[Extracted data entries]
________________

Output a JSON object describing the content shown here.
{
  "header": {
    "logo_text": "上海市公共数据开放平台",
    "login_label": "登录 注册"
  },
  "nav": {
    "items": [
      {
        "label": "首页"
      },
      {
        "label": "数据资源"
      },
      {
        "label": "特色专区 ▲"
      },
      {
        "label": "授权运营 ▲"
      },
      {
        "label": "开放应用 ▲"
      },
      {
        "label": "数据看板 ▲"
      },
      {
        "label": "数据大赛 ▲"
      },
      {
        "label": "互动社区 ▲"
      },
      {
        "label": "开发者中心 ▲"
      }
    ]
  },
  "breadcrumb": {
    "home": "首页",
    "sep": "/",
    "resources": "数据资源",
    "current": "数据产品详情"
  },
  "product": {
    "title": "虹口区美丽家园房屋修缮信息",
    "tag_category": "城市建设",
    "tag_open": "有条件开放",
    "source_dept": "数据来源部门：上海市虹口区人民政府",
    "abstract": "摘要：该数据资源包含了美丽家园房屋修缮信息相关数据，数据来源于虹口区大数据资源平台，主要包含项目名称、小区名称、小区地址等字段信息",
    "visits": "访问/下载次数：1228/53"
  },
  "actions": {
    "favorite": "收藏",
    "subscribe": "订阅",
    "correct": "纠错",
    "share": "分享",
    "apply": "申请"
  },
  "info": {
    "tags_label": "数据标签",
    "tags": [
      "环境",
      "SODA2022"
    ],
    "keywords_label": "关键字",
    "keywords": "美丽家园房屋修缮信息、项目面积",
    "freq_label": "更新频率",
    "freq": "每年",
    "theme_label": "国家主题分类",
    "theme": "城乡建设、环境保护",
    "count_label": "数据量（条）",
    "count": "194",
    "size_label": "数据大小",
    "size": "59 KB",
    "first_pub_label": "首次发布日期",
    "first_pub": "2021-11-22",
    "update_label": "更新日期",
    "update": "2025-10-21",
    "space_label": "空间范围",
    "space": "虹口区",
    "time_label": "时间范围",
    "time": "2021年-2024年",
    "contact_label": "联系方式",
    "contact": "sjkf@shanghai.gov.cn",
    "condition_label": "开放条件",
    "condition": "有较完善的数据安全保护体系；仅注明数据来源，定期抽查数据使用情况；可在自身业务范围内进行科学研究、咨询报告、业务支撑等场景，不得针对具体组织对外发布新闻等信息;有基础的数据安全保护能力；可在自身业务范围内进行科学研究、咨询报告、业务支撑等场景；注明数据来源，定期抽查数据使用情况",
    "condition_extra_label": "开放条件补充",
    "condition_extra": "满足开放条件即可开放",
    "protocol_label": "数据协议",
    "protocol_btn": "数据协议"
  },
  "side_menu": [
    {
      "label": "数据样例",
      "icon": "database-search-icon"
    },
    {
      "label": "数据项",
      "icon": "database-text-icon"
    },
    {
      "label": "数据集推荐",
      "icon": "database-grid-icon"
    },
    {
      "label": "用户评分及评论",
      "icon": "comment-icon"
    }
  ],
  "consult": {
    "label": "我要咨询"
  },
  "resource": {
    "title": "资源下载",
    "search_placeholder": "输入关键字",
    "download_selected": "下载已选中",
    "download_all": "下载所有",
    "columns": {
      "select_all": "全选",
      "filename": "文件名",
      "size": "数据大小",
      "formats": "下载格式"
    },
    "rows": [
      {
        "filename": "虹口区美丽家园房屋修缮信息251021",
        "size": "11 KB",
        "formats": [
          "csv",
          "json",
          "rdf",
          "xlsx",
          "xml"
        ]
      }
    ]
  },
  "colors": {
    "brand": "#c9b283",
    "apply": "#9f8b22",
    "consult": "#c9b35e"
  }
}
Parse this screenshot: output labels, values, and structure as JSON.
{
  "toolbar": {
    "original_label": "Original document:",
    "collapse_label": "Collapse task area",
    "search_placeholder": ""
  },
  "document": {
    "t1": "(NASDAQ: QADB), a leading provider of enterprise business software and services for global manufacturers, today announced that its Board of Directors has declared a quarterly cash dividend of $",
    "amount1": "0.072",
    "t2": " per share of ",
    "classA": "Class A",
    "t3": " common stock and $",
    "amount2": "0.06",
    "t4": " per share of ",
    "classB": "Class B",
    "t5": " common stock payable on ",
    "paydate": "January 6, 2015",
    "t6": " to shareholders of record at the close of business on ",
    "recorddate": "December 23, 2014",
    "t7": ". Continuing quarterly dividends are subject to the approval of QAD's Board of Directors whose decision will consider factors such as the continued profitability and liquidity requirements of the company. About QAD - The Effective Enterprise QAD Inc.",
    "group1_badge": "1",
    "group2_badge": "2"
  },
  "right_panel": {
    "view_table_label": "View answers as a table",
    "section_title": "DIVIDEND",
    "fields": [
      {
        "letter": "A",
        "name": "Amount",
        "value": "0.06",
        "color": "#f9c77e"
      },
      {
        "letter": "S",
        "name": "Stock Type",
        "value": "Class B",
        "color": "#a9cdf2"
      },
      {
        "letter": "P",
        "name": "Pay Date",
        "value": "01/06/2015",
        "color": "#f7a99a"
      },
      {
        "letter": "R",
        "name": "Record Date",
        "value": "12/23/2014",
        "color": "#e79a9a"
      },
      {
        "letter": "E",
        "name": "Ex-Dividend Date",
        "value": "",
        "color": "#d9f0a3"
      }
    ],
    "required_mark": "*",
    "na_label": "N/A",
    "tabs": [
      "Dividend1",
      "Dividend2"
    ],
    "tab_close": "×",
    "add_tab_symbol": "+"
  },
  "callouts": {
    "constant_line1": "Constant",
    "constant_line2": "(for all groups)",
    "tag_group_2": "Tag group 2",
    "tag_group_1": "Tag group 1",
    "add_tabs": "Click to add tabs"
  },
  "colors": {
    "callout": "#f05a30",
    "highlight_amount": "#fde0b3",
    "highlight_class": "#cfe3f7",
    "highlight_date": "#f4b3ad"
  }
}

________________

From the listing, tally every line with the word "icon" in it and give only the tally.

4